> **Your task**
Swap every "sodium" for "potassium" in the lines from the first one through the line containing "answer-option-1[interactable]: Decrease the", inclusive, and give those lines again with everything else unchanged.

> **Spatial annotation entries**
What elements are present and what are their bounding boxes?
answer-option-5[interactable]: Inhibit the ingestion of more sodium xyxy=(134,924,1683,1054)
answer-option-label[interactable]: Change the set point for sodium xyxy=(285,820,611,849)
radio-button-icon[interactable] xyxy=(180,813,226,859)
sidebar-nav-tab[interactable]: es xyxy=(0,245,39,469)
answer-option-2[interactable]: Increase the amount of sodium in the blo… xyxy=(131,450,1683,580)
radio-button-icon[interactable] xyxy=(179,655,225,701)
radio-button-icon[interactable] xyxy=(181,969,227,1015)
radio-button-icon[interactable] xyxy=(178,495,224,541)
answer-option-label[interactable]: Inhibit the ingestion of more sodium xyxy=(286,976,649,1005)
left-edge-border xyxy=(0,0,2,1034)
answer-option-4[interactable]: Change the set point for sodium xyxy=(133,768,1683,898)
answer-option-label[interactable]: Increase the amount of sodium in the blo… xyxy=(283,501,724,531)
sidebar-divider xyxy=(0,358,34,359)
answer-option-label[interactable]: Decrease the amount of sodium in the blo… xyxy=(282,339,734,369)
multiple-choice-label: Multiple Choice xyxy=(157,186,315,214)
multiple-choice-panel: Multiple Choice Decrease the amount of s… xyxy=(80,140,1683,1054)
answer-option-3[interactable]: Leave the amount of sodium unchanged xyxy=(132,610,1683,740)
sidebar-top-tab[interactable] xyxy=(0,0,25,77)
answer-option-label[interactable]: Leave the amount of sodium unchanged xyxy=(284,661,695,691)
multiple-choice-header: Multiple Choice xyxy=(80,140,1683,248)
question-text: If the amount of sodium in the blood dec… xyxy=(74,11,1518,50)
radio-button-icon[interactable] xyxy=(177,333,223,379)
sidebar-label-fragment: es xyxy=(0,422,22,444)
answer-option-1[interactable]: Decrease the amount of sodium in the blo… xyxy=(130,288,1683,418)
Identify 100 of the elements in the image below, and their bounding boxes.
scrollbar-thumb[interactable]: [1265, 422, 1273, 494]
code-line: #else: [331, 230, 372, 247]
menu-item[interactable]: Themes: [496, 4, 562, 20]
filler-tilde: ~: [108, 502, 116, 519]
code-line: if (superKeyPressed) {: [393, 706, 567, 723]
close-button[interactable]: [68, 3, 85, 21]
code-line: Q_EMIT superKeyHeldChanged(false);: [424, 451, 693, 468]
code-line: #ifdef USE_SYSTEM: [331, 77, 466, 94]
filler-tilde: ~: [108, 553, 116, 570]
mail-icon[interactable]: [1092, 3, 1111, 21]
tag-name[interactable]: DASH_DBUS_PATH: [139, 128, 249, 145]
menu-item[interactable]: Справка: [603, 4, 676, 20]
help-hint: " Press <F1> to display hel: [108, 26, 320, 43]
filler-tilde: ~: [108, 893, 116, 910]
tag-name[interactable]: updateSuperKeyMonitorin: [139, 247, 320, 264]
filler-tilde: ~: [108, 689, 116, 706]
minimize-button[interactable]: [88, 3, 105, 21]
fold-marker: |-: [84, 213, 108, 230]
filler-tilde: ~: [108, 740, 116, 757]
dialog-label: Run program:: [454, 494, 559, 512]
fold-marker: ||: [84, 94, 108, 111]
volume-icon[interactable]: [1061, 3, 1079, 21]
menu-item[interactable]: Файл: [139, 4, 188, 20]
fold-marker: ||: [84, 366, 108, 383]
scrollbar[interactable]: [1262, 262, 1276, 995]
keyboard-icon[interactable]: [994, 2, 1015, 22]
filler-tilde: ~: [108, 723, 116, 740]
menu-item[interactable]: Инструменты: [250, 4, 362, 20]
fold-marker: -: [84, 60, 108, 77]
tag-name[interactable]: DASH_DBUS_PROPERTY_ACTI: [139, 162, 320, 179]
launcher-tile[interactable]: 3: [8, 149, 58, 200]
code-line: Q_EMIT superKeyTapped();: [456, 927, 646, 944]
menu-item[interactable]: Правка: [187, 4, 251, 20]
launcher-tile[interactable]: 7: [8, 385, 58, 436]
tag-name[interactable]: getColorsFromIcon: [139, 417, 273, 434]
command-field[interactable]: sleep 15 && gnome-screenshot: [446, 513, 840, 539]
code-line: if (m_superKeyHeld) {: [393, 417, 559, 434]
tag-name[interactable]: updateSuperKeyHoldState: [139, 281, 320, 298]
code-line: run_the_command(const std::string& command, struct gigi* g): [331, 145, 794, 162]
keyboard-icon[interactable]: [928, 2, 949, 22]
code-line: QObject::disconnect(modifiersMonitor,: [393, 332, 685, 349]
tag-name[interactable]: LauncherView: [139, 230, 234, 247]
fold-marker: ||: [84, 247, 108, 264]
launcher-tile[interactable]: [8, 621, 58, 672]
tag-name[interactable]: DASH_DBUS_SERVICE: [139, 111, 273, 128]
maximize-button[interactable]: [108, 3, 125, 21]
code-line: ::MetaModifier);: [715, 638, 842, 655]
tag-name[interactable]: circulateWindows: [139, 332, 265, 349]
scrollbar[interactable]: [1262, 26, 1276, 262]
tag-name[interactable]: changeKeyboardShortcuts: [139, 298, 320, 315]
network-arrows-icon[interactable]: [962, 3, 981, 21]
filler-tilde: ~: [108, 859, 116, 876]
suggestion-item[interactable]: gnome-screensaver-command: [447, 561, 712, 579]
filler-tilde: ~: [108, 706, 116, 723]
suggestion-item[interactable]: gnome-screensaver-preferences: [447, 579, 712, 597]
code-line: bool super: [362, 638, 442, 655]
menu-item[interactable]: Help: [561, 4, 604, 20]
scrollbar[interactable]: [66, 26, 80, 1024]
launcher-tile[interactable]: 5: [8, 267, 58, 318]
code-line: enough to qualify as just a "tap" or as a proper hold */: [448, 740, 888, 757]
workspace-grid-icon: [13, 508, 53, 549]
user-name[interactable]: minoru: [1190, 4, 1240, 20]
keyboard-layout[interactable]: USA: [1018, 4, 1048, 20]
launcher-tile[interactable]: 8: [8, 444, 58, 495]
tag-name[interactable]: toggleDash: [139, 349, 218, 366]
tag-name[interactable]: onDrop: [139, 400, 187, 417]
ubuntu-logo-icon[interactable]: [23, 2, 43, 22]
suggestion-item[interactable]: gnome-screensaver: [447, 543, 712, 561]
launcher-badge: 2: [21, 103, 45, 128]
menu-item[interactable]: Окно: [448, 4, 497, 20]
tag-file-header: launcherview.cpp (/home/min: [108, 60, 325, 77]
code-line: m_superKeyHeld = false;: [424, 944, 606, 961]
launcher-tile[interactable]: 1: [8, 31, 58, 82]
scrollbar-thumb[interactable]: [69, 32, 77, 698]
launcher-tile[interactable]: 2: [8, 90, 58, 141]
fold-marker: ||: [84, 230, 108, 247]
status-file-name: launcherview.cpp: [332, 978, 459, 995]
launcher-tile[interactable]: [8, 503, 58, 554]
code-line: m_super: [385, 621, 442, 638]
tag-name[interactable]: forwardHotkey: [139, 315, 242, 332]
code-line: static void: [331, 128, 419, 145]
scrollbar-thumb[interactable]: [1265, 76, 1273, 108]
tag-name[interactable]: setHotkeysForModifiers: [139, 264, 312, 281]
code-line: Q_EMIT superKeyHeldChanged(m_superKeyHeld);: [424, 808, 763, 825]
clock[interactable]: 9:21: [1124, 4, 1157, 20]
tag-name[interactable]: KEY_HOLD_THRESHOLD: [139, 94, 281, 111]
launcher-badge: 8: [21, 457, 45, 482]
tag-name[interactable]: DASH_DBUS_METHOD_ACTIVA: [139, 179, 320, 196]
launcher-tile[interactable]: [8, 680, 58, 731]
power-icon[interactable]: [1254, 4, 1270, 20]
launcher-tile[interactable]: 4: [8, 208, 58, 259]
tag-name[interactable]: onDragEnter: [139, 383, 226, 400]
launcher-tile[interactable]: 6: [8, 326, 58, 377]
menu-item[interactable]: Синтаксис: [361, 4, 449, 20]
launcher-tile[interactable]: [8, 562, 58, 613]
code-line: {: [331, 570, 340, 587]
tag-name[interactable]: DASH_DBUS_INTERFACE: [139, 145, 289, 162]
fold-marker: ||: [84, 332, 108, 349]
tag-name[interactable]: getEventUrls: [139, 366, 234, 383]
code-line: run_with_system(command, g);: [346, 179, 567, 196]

> **Answer to this exercise**
What elements are present and what are their bounding boxes?
answer-option-5[interactable]: Inhibit the ingestion of more potassium xyxy=(134,924,1683,1054)
answer-option-label[interactable]: Change the set point for potassium xyxy=(285,820,611,849)
radio-button-icon[interactable] xyxy=(180,813,226,859)
sidebar-nav-tab[interactable]: es xyxy=(0,245,39,469)
answer-option-2[interactable]: Increase the amount of potassium in the blo… xyxy=(131,450,1683,580)
radio-button-icon[interactable] xyxy=(179,655,225,701)
radio-button-icon[interactable] xyxy=(181,969,227,1015)
radio-button-icon[interactable] xyxy=(178,495,224,541)
answer-option-label[interactable]: Inhibit the ingestion of more potassium xyxy=(286,976,649,1005)
left-edge-border xyxy=(0,0,2,1034)
answer-option-4[interactable]: Change the set point for potassium xyxy=(133,768,1683,898)
answer-option-label[interactable]: Increase the amount of potassium in the blo… xyxy=(283,501,724,531)
sidebar-divider xyxy=(0,358,34,359)
answer-option-label[interactable]: Decrease the amount of potassium in the blo… xyxy=(282,339,734,369)
multiple-choice-label: Multiple Choice xyxy=(157,186,315,214)
multiple-choice-panel: Multiple Choice Decrease the amount of s… xyxy=(80,140,1683,1054)
answer-option-3[interactable]: Leave the amount of potassium unchanged xyxy=(132,610,1683,740)
sidebar-top-tab[interactable] xyxy=(0,0,25,77)
answer-option-label[interactable]: Leave the amount of potassium unchanged xyxy=(284,661,695,691)
multiple-choice-header: Multiple Choice xyxy=(80,140,1683,248)
question-text: If the amount of potassium in the blood dec… xyxy=(74,11,1518,50)
radio-button-icon[interactable] xyxy=(177,333,223,379)
sidebar-label-fragment: es xyxy=(0,422,22,444)
answer-option-1[interactable]: Decrease the amount of potassium in the blo… xyxy=(130,288,1683,418)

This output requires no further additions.